What to produce> Spot every line with the word "transakcji" and return it.

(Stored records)
-------
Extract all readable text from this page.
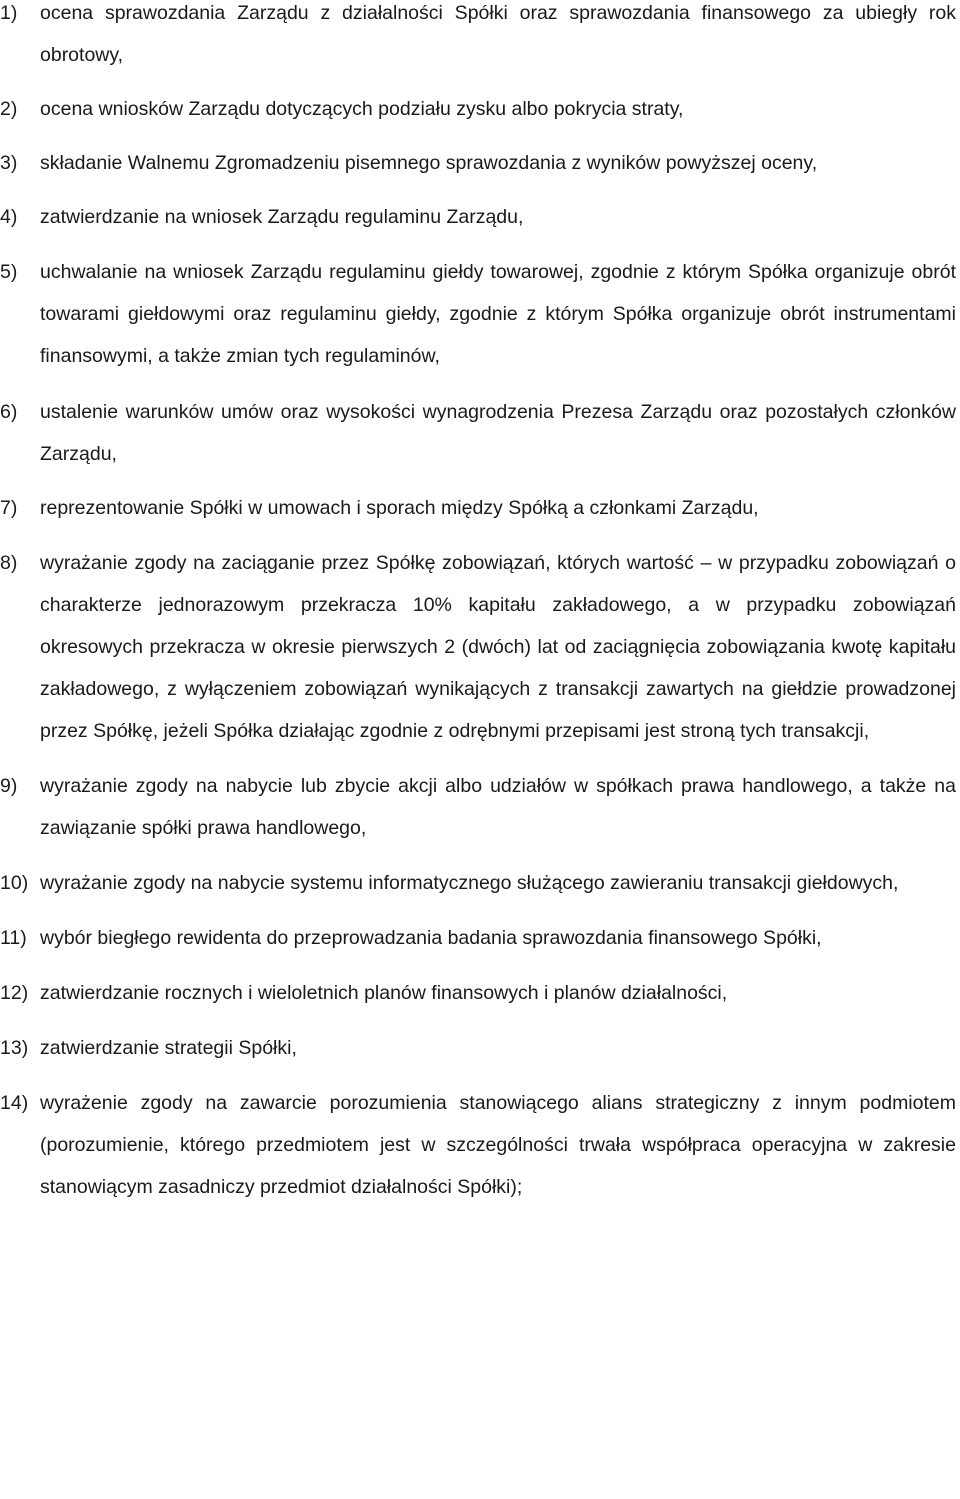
1) ocena sprawozdania Zarządu z działalności Spółki oraz sprawozdania finansowego za ubiegły rok obrotowy,
2) ocena wniosków Zarządu dotyczących podziału zysku albo pokrycia straty,
3) składanie Walnemu Zgromadzeniu pisemnego sprawozdania z wyników powyższej oceny,
4) zatwierdzanie na wniosek Zarządu regulaminu Zarządu,
5) uchwalanie na wniosek Zarządu regulaminu giełdy towarowej, zgodnie z którym Spółka organizuje obrót towarami giełdowymi oraz regulaminu giełdy, zgodnie z którym Spółka organizuje obrót instrumentami finansowymi, a także zmian tych regulaminów,
6) ustalenie warunków umów oraz wysokości wynagrodzenia Prezesa Zarządu oraz pozostałych członków Zarządu,
7) reprezentowanie Spółki w umowach i sporach między Spółką a członkami Zarządu,
8) wyrażanie zgody na zaciąganie przez Spółkę zobowiązań, których wartość – w przypadku zobowiązań o charakterze jednorazowym przekracza 10% kapitału zakładowego, a w przypadku zobowiązań okresowych przekracza w okresie pierwszych 2 (dwóch) lat od zaciągnięcia zobowiązania kwotę kapitału zakładowego, z wyłączeniem zobowiązań wynikających z transakcji zawartych na giełdzie prowadzonej przez Spółkę, jeżeli Spółka działając zgodnie z odrębnymi przepisami jest stroną tych transakcji,
9) wyrażanie zgody na nabycie lub zbycie akcji albo udziałów w spółkach prawa handlowego, a także na zawiązanie spółki prawa handlowego,
10) wyrażanie zgody na nabycie systemu informatycznego służącego zawieraniu transakcji giełdowych,
11) wybór biegłego rewidenta do przeprowadzania badania sprawozdania finansowego Spółki,
12) zatwierdzanie rocznych i wieloletnich planów finansowych i planów działalności,
13) zatwierdzanie strategii Spółki,
14) wyrażenie zgody na zawarcie porozumienia stanowiącego alians strategiczny z innym podmiotem (porozumienie, którego przedmiotem jest w szczególności trwała współpraca operacyjna w zakresie stanowiącym zasadniczy przedmiot działalności Spółki);
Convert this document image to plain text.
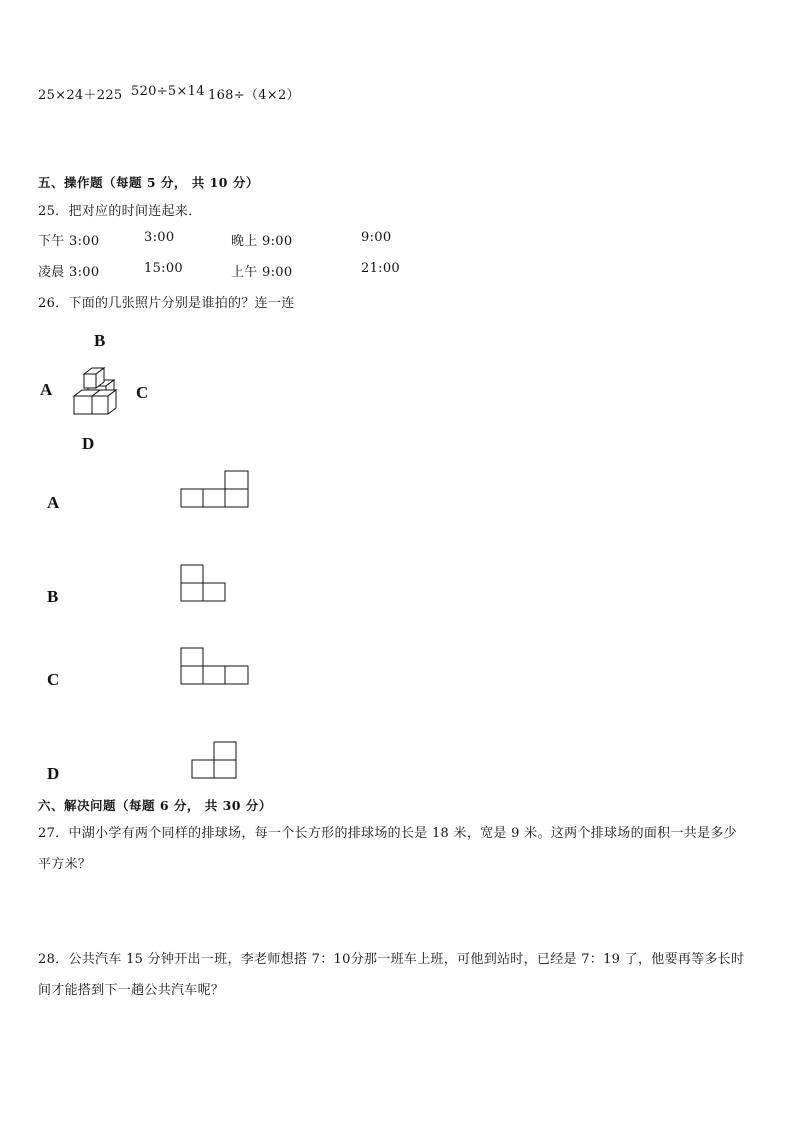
25×24＋225 520÷5×14 168÷（4×2）
五、操作题（每题 5 分， 共 10 分）
25．把对应的时间连起来．
下午 3:00	3:00	晚上 9:00	9:00
凌晨 3:00	15:00	上午 9:00	21:00
26．下面的几张照片分别是谁拍的？连一连
B
A	C
D
A
B
C
D
六、解决问题（每题 6 分， 共 30 分）
27．中湖小学有两个同样的排球场，每一个长方形的排球场的长是 18 米，宽是 9 米。这两个排球场的面积一共是多少
平方米？
28．公共汽车 15 分钟开出一班，李老师想搭 7：10分那一班车上班，可他到站时，已经是 7：19 了，他要再等多长时
间才能搭到下一趟公共汽车呢？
-------
Worked answer>
8) wyrażanie zgody na zaciąganie przez Spółkę zobowiązań, których wartość – w przypadku zobowiązań o charakterze jednorazowym przekracza 10% kapitału zakładowego, a w przypadku zobowiązań okresowych przekracza w okresie pierwszych 2 (dwóch) lat od zaciągnięcia zobowiązania kwotę kapitału zakładowego, z wyłączeniem zobowiązań wynikających z transakcji zawartych na giełdzie prowadzonej przez Spółkę, jeżeli Spółka działając zgodnie z odrębnymi przepisami jest stroną tych transakcji,
10) wyrażanie zgody na nabycie systemu informatycznego służącego zawieraniu transakcji giełdowych,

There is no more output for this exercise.